** GOAL OF THE EXERCISE **
Copy every line of the listing exactly.

Figure contents as structured data:
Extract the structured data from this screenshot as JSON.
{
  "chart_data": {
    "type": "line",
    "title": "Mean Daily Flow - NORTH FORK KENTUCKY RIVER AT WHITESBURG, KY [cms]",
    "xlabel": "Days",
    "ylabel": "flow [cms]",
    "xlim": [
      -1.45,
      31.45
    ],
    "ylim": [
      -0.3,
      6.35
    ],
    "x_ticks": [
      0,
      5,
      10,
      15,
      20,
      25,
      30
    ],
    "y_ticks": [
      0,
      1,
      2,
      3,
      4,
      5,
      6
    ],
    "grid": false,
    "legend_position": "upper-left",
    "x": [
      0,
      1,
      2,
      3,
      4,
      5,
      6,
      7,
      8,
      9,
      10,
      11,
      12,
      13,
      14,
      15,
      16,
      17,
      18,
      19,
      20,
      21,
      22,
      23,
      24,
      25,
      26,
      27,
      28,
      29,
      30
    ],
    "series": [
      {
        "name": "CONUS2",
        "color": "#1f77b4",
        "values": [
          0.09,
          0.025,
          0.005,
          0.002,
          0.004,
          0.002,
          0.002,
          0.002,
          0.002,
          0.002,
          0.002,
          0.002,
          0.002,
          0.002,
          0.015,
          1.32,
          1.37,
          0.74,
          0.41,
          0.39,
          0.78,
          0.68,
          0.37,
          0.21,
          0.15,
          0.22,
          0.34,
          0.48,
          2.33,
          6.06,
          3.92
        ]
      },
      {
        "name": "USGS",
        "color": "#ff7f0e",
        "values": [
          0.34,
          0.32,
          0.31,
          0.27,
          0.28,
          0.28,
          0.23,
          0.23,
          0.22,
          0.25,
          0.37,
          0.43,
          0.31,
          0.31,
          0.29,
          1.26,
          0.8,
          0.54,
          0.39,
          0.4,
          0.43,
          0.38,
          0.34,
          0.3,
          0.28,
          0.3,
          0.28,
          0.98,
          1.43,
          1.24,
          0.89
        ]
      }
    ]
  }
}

** RESULT OF THE TASK **
Extract the structured data from this screenshot as JSON.
{
  "chart_data": {
    "type": "line",
    "title": "Mean Daily Flow - NORTH FORK KENTUCKY RIVER AT WHITESBURG, KY [cms]",
    "xlabel": "Days",
    "ylabel": "flow [cms]",
    "xlim": [
      -1.45,
      31.45
    ],
    "ylim": [
      -0.3,
      6.35
    ],
    "x_ticks": [
      0,
      5,
      10,
      15,
      20,
      25,
      30
    ],
    "y_ticks": [
      0,
      1,
      2,
      3,
      4,
      5,
      6
    ],
    "grid": false,
    "legend_position": "upper-left",
    "x": [
      0,
      1,
      2,
      3,
      4,
      5,
      6,
      7,
      8,
      9,
      10,
      11,
      12,
      13,
      14,
      15,
      16,
      17,
      18,
      19,
      20,
      21,
      22,
      23,
      24,
      25,
      26,
      27,
      28,
      29,
      30
    ],
    "series": [
      {
        "name": "CONUS2",
        "color": "#1f77b4",
        "values": [
          0.09,
          0.025,
          0.005,
          0.002,
          0.004,
          0.002,
          0.002,
          0.002,
          0.002,
          0.002,
          0.002,
          0.002,
          0.002,
          0.002,
          0.015,
          1.32,
          1.37,
          0.74,
          0.41,
          0.39,
          0.78,
          0.68,
          0.37,
          0.21,
          0.15,
          0.22,
          0.34,
          0.48,
          2.33,
          6.06,
          3.92
        ]
      },
      {
        "name": "USGS",
        "color": "#ff7f0e",
        "values": [
          0.34,
          0.32,
          0.31,
          0.27,
          0.28,
          0.28,
          0.23,
          0.23,
          0.22,
          0.25,
          0.37,
          0.43,
          0.31,
          0.31,
          0.29,
          1.26,
          0.8,
          0.54,
          0.39,
          0.4,
          0.43,
          0.38,
          0.34,
          0.3,
          0.28,
          0.3,
          0.28,
          0.98,
          1.43,
          1.24,
          0.89
        ]
      }
    ]
  }
}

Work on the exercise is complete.